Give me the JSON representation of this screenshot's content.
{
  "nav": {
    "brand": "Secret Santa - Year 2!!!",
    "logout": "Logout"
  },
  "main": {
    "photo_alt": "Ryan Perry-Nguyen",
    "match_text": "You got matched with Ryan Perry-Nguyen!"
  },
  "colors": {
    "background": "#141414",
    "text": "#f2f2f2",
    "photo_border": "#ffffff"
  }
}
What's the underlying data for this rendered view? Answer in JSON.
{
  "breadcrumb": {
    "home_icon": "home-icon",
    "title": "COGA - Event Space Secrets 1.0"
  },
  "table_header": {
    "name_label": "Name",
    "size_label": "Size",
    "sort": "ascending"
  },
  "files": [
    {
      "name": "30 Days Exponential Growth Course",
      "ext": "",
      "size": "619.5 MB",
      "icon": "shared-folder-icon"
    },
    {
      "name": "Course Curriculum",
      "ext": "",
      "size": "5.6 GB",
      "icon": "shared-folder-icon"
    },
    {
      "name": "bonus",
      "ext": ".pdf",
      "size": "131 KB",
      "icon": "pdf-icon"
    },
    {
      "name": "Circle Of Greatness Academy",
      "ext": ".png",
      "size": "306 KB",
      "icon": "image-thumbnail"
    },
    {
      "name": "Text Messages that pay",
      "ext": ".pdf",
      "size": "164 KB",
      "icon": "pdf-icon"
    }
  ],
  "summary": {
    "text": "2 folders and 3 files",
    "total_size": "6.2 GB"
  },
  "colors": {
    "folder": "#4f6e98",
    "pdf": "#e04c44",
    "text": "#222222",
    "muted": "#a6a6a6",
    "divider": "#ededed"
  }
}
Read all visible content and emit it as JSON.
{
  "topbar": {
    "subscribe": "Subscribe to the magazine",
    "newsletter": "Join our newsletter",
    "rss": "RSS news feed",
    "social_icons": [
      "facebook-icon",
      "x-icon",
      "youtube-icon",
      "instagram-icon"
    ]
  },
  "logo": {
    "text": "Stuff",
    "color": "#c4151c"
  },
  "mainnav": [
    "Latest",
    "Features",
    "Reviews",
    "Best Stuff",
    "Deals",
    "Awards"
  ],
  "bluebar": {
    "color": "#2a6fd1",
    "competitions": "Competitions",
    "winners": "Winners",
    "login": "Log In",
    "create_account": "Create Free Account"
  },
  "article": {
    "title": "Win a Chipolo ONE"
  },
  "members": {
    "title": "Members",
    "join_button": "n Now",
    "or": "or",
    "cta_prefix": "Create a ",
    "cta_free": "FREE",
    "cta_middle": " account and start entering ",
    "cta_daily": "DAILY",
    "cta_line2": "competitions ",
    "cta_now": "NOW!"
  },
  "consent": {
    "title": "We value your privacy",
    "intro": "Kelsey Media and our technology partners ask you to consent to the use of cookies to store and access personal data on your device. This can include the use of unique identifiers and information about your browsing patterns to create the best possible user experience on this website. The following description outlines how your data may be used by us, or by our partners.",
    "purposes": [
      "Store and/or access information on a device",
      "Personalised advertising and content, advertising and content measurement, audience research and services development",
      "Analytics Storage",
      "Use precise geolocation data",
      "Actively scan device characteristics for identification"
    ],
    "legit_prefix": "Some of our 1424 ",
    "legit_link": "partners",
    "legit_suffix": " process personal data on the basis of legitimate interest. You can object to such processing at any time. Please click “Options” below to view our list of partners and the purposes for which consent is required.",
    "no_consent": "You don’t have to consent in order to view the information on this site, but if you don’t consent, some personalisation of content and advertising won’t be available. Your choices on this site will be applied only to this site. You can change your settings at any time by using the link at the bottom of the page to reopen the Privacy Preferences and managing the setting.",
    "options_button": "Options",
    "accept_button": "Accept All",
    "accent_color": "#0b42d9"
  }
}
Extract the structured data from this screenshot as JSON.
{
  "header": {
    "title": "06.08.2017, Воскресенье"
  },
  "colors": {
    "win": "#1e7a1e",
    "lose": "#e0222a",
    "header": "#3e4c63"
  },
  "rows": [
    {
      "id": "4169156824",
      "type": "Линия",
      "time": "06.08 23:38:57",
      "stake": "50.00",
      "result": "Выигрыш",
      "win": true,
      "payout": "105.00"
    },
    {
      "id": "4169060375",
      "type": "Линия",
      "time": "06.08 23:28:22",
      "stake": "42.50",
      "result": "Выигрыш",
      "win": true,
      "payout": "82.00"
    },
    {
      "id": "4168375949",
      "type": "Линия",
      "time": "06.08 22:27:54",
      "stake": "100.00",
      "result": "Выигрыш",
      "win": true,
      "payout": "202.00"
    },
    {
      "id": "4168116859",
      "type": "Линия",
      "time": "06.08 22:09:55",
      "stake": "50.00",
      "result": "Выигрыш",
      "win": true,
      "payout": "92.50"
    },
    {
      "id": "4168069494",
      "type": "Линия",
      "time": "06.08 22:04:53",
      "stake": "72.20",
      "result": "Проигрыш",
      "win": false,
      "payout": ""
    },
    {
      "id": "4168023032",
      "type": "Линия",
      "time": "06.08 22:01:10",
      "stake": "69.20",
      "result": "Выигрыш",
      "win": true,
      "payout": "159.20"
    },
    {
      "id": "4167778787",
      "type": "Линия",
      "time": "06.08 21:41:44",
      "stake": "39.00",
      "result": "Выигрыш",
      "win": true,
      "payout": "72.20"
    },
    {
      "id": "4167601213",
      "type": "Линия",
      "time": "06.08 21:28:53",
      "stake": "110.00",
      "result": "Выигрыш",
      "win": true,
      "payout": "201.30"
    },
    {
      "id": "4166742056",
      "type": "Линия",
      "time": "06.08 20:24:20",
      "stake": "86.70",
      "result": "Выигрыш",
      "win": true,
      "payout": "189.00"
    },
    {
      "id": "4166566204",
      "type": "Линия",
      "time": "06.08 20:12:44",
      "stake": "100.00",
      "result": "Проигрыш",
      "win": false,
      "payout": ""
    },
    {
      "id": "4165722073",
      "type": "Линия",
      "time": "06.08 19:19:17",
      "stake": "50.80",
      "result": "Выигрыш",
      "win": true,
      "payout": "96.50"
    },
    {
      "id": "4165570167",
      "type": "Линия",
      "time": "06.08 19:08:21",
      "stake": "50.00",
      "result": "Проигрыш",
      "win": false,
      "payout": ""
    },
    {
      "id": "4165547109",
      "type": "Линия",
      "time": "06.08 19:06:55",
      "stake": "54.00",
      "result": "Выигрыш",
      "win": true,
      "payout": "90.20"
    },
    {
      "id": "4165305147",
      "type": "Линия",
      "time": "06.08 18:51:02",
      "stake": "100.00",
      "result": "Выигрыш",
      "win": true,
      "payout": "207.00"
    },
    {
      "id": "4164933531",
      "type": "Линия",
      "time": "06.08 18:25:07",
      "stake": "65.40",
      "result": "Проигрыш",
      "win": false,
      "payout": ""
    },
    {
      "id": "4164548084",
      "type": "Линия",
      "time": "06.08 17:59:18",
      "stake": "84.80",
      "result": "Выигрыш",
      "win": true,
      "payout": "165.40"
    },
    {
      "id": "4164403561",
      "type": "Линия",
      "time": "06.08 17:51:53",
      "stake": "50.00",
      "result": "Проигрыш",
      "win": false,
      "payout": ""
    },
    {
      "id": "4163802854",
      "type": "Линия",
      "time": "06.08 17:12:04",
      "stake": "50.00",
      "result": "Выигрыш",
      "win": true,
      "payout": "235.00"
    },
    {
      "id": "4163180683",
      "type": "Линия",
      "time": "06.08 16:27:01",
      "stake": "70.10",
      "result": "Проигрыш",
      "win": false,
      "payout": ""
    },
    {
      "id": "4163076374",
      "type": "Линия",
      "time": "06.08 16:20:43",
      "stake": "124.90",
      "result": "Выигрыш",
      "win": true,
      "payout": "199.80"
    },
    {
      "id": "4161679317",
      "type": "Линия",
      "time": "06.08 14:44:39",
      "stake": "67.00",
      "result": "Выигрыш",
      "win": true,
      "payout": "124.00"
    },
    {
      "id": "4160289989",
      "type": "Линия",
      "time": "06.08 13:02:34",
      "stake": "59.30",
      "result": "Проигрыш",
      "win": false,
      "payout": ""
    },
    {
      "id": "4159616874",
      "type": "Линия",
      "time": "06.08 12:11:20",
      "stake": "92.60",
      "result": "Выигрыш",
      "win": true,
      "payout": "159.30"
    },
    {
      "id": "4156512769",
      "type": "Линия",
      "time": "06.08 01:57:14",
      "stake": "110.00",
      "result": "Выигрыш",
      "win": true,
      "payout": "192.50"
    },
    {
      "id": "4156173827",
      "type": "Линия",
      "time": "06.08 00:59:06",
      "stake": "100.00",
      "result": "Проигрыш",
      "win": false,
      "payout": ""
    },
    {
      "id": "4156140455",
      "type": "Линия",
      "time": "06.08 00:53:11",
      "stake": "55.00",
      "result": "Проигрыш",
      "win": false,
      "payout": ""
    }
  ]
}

What is expected: Find the word "your" in the entries, and copy every line it shows up in.

Answer to the task:
    "title": "We value your privacy",
    "intro": "Kelsey Media and our technology partners ask you to consent to the use of cookies to store and access personal data on your device. This can include the use of unique identifiers and information about your browsing patterns to create the best possible user experience on this website. The following description outlines how your data may be used by us, or by our partners.",
    "no_consent": "You don’t have to consent in order to view the information on this site, but if you don’t consent, some personalisation of content and advertising won’t be available. Your choices on this site will be applied only to this site. You can change your settings at any time by using the link at the bottom of the page to reopen the Privacy Preferences and managing the setting.",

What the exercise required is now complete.